> **TASK TO COMPLETE**:
Each entry below is to be extracted exactly.

-- Begin --

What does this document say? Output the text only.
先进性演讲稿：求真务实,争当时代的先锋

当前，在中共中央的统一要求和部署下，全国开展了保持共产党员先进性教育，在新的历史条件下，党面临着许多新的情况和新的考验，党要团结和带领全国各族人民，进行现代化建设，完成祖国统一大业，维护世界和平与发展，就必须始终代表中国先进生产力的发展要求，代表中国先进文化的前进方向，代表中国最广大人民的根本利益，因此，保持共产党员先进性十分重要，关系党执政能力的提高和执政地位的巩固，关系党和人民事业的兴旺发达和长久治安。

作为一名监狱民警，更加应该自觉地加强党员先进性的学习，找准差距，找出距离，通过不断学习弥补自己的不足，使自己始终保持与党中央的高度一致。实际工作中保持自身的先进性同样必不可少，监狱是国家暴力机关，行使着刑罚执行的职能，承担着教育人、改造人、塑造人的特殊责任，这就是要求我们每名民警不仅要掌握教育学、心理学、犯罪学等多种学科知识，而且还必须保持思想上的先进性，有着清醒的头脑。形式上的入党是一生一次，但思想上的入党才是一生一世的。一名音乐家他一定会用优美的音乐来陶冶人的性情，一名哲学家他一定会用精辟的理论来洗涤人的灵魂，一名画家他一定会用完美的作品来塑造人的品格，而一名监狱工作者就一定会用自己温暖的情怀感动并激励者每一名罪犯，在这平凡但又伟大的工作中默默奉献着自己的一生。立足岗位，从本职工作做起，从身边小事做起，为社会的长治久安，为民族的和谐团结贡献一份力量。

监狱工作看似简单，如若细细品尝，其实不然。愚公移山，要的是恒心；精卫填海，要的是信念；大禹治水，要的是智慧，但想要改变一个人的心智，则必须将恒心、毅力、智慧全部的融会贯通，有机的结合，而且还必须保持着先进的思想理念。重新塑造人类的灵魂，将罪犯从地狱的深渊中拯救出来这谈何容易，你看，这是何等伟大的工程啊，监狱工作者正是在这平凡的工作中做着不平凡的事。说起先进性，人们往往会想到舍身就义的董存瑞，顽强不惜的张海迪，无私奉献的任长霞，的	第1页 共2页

-- End --

> **THE RESULT**:
What does this document say? Output the text only.
先进性演讲稿：求真务实,争当时代的先锋

当前，在中共中央的统一要求和部署下，全国开展了保持共产党员先进性教育，在新的历史条件下，党面临着许多新的情况和新的考验，党要团结和带领全国各族人民，进行现代化建设，完成祖国统一大业，维护世界和平与发展，就必须始终代表中国先进生产力的发展要求，代表中国先进文化的前进方向，代表中国最广大人民的根本利益，因此，保持共产党员先进性十分重要，关系党执政能力的提高和执政地位的巩固，关系党和人民事业的兴旺发达和长久治安。

作为一名监狱民警，更加应该自觉地加强党员先进性的学习，找准差距，找出距离，通过不断学习弥补自己的不足，使自己始终保持与党中央的高度一致。实际工作中保持自身的先进性同样必不可少，监狱是国家暴力机关，行使着刑罚执行的职能，承担着教育人、改造人、塑造人的特殊责任，这就是要求我们每名民警不仅要掌握教育学、心理学、犯罪学等多种学科知识，而且还必须保持思想上的先进性，有着清醒的头脑。形式上的入党是一生一次，但思想上的入党才是一生一世的。一名音乐家他一定会用优美的音乐来陶冶人的性情，一名哲学家他一定会用精辟的理论来洗涤人的灵魂，一名画家他一定会用完美的作品来塑造人的品格，而一名监狱工作者就一定会用自己温暖的情怀感动并激励者每一名罪犯，在这平凡但又伟大的工作中默默奉献着自己的一生。立足岗位，从本职工作做起，从身边小事做起，为社会的长治久安，为民族的和谐团结贡献一份力量。

监狱工作看似简单，如若细细品尝，其实不然。愚公移山，要的是恒心；精卫填海，要的是信念；大禹治水，要的是智慧，但想要改变一个人的心智，则必须将恒心、毅力、智慧全部的融会贯通，有机的结合，而且还必须保持着先进的思想理念。重新塑造人类的灵魂，将罪犯从地狱的深渊中拯救出来这谈何容易，你看，这是何等伟大的工程啊，监狱工作者正是在这平凡的工作中做着不平凡的事。说起先进性，人们往往会想到舍身就义的董存瑞，顽强不惜的张海迪，无私奉献的任长霞，的	第1页 共2页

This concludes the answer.